> Description of the task: Find each line containing the word "marker" and report how many there are. Add nothing else.

[Dataset listings of figures]
"""

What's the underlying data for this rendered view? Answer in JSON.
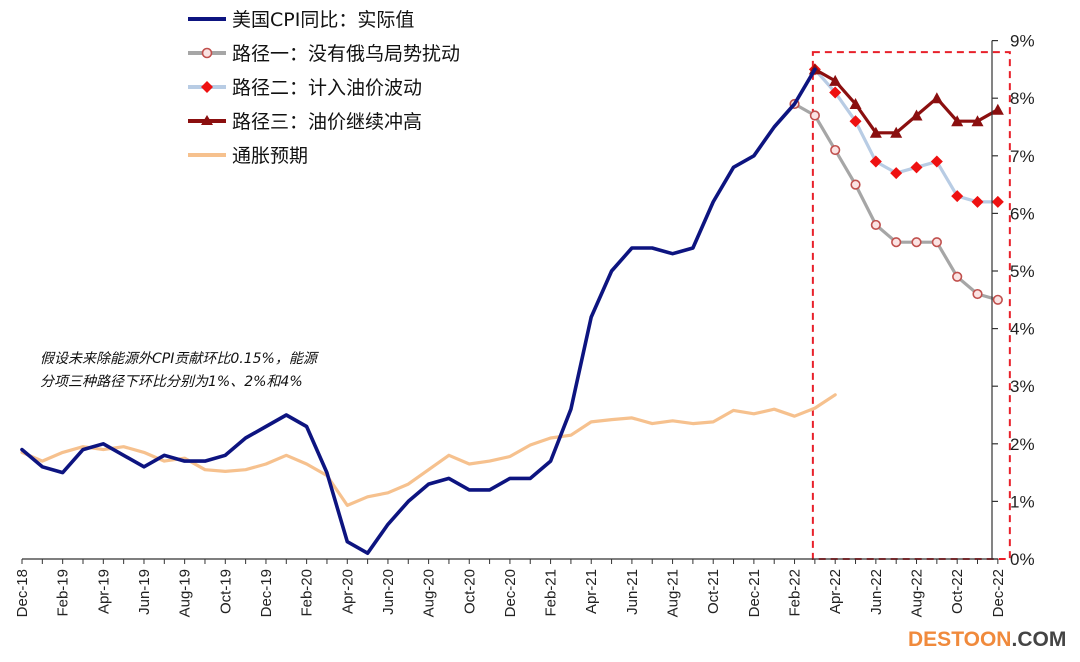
{
  "chart_data": {
    "type": "line",
    "title": "",
    "y_axis": {
      "position": "right",
      "min": 0,
      "max": 9,
      "step": 1,
      "unit": "%",
      "tick_labels": [
        "0%",
        "1%",
        "2%",
        "3%",
        "4%",
        "5%",
        "6%",
        "7%",
        "8%",
        "9%"
      ]
    },
    "x_tick_labels": [
      "Dec-18",
      "Feb-19",
      "Apr-19",
      "Jun-19",
      "Aug-19",
      "Oct-19",
      "Dec-19",
      "Feb-20",
      "Apr-20",
      "Jun-20",
      "Aug-20",
      "Oct-20",
      "Dec-20",
      "Feb-21",
      "Apr-21",
      "Jun-21",
      "Aug-21",
      "Oct-21",
      "Dec-21",
      "Feb-22",
      "Apr-22",
      "Jun-22",
      "Aug-22",
      "Oct-22",
      "Dec-22"
    ],
    "months": [
      "2018-12",
      "2019-01",
      "2019-02",
      "2019-03",
      "2019-04",
      "2019-05",
      "2019-06",
      "2019-07",
      "2019-08",
      "2019-09",
      "2019-10",
      "2019-11",
      "2019-12",
      "2020-01",
      "2020-02",
      "2020-03",
      "2020-04",
      "2020-05",
      "2020-06",
      "2020-07",
      "2020-08",
      "2020-09",
      "2020-10",
      "2020-11",
      "2020-12",
      "2021-01",
      "2021-02",
      "2021-03",
      "2021-04",
      "2021-05",
      "2021-06",
      "2021-07",
      "2021-08",
      "2021-09",
      "2021-10",
      "2021-11",
      "2021-12",
      "2022-01",
      "2022-02",
      "2022-03",
      "2022-04",
      "2022-05",
      "2022-06",
      "2022-07",
      "2022-08",
      "2022-09",
      "2022-10",
      "2022-11",
      "2022-12"
    ],
    "series": [
      {
        "name": "美国CPI同比：实际值",
        "color": "#0d1480",
        "marker": "none",
        "start_index": 0,
        "values": [
          1.9,
          1.6,
          1.5,
          1.9,
          2.0,
          1.8,
          1.6,
          1.8,
          1.7,
          1.7,
          1.8,
          2.1,
          2.3,
          2.5,
          2.3,
          1.5,
          0.3,
          0.1,
          0.6,
          1.0,
          1.3,
          1.4,
          1.2,
          1.2,
          1.4,
          1.4,
          1.7,
          2.6,
          4.2,
          5.0,
          5.4,
          5.4,
          5.3,
          5.4,
          6.2,
          6.8,
          7.0,
          7.5,
          7.9,
          8.5
        ]
      },
      {
        "name": "路径一：没有俄乌局势扰动",
        "color": "#a6a6a6",
        "marker": "circle",
        "start_index": 38,
        "values": [
          7.9,
          7.7,
          7.1,
          6.5,
          5.8,
          5.5,
          5.5,
          5.5,
          4.9,
          4.6,
          4.5
        ]
      },
      {
        "name": "路径二：计入油价波动",
        "color": "#b8cce4",
        "marker": "diamond",
        "start_index": 39,
        "values": [
          8.5,
          8.1,
          7.6,
          6.9,
          6.7,
          6.8,
          6.9,
          6.3,
          6.2,
          6.2
        ]
      },
      {
        "name": "路径三：油价继续冲高",
        "color": "#8b0f0f",
        "marker": "triangle",
        "start_index": 39,
        "values": [
          8.5,
          8.3,
          7.9,
          7.4,
          7.4,
          7.7,
          8.0,
          7.6,
          7.6,
          7.8
        ]
      },
      {
        "name": "通胀预期",
        "color": "#f6c18e",
        "marker": "none",
        "start_index": 0,
        "values": [
          1.85,
          1.7,
          1.85,
          1.95,
          1.9,
          1.95,
          1.85,
          1.7,
          1.75,
          1.55,
          1.52,
          1.55,
          1.65,
          1.8,
          1.65,
          1.45,
          0.93,
          1.08,
          1.15,
          1.3,
          1.55,
          1.8,
          1.65,
          1.7,
          1.78,
          1.98,
          2.1,
          2.15,
          2.38,
          2.42,
          2.45,
          2.35,
          2.4,
          2.35,
          2.38,
          2.58,
          2.52,
          2.6,
          2.48,
          2.62,
          2.85
        ]
      }
    ],
    "highlight_box": {
      "from_month": "2022-03",
      "to_month": "2022-12",
      "y_from": 0,
      "y_to": 8.8,
      "color": "#e8202a"
    },
    "annotation": [
      "假设未来除能源外CPI贡献环比0.15%，能源",
      "分项三种路径下环比分别为1%、2%和4%"
    ]
  },
  "watermark": {
    "part1": "DES",
    "part2": "TOON",
    "part3": ".COM"
  }
}
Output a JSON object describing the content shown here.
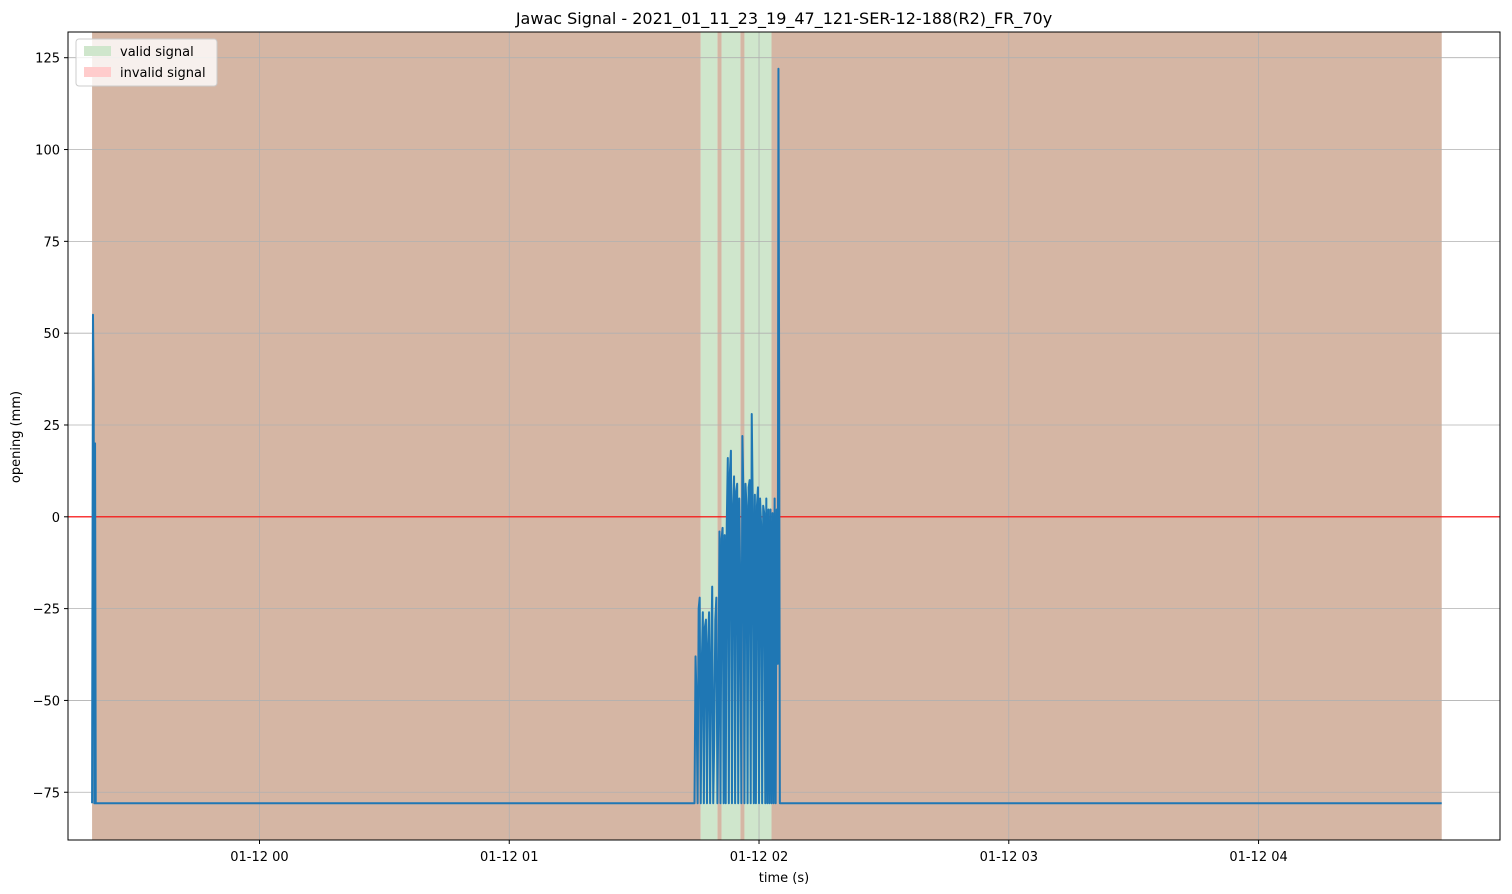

"""

> Finished exercise: 5